Selected text:
..........

Both GM and Ford failed potential customers by dropping several brands (Function failure). After its 2009 bankruptcy and government bailout, GM shed several brands (i.e., Hummer, Saturn, Pontiac, Saab), which reduced its product lineup and market reach (Function failure). in 2017, GM sold its European division to French automaker PSA group after 16 consecutive yearly losses. In 2018, Ford dropped virtually all its sedans and mini vans and created a laser focus on trucks, SUVs and the electronic Mustang product line. By 2025, both legacy manufacturers had committed themselves to full participation in the electronic vehicle market, GM with its Ultium line and Ford with its E Mustang products.
On the other hand, Toyota with its superb reputation for Reliability, especially with its superb product quality and fuel efficient product line continued to gain market share. Hyundai-Kia showed the most impressive share gains based on its emerging reputation for Reliability, with its industry best warranty, and Function innovations in the form of advanced technology and superb design in both exteriors and interiors. Hyundai– Kia has continued to broaden its product line over the last few years, gaining new customers in the process.

..........

Record list:
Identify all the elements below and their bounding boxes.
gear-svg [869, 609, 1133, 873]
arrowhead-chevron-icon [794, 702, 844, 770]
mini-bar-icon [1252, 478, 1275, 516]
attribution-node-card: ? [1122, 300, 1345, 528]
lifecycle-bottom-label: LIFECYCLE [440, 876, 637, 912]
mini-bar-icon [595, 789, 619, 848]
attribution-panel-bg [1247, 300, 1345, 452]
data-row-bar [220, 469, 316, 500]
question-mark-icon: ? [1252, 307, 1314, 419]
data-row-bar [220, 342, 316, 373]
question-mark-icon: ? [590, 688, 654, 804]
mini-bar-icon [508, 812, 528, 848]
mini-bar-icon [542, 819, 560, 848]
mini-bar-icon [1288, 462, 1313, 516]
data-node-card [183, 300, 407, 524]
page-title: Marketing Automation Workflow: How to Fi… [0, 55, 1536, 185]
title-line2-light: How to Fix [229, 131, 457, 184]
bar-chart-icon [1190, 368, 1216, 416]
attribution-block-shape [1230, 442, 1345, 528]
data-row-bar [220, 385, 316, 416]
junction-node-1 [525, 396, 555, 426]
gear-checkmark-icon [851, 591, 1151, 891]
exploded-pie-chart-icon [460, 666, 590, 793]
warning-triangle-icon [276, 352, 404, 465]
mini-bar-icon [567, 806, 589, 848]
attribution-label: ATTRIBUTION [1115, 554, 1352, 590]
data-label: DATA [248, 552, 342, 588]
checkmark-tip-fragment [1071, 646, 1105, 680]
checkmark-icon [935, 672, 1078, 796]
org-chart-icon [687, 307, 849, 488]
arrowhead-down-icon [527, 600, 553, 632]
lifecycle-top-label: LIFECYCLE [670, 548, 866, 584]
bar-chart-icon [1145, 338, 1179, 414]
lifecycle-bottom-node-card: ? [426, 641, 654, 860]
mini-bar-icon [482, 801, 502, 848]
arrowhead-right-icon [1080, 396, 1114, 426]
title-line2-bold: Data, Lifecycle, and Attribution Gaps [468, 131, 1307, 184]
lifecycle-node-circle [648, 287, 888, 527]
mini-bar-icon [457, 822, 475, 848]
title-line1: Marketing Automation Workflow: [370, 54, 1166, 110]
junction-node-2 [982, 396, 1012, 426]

..........

Exercises:
1. List the brands that the automaker text says GM shed after its 2009 bankruptcy.
2. Reproduce everything in the rows from the very first row down to the row containing "mini-bar-icon [567, 806, 589, 848]", with both ends included.

Solutions to the exercise:
1. Hummer, Saturn, Pontiac, Saab

2.
Identify all the elements below and their bounding boxes.
gear-svg [869, 609, 1133, 873]
arrowhead-chevron-icon [794, 702, 844, 770]
mini-bar-icon [1252, 478, 1275, 516]
attribution-node-card: ? [1122, 300, 1345, 528]
lifecycle-bottom-label: LIFECYCLE [440, 876, 637, 912]
mini-bar-icon [595, 789, 619, 848]
attribution-panel-bg [1247, 300, 1345, 452]
data-row-bar [220, 469, 316, 500]
question-mark-icon: ? [1252, 307, 1314, 419]
data-row-bar [220, 342, 316, 373]
question-mark-icon: ? [590, 688, 654, 804]
mini-bar-icon [508, 812, 528, 848]
mini-bar-icon [542, 819, 560, 848]
mini-bar-icon [1288, 462, 1313, 516]
data-node-card [183, 300, 407, 524]
page-title: Marketing Automation Workflow: How to Fi… [0, 55, 1536, 185]
title-line2-light: How to Fix [229, 131, 457, 184]
bar-chart-icon [1190, 368, 1216, 416]
attribution-block-shape [1230, 442, 1345, 528]
data-row-bar [220, 385, 316, 416]
junction-node-1 [525, 396, 555, 426]
gear-checkmark-icon [851, 591, 1151, 891]
exploded-pie-chart-icon [460, 666, 590, 793]
warning-triangle-icon [276, 352, 404, 465]
mini-bar-icon [567, 806, 589, 848]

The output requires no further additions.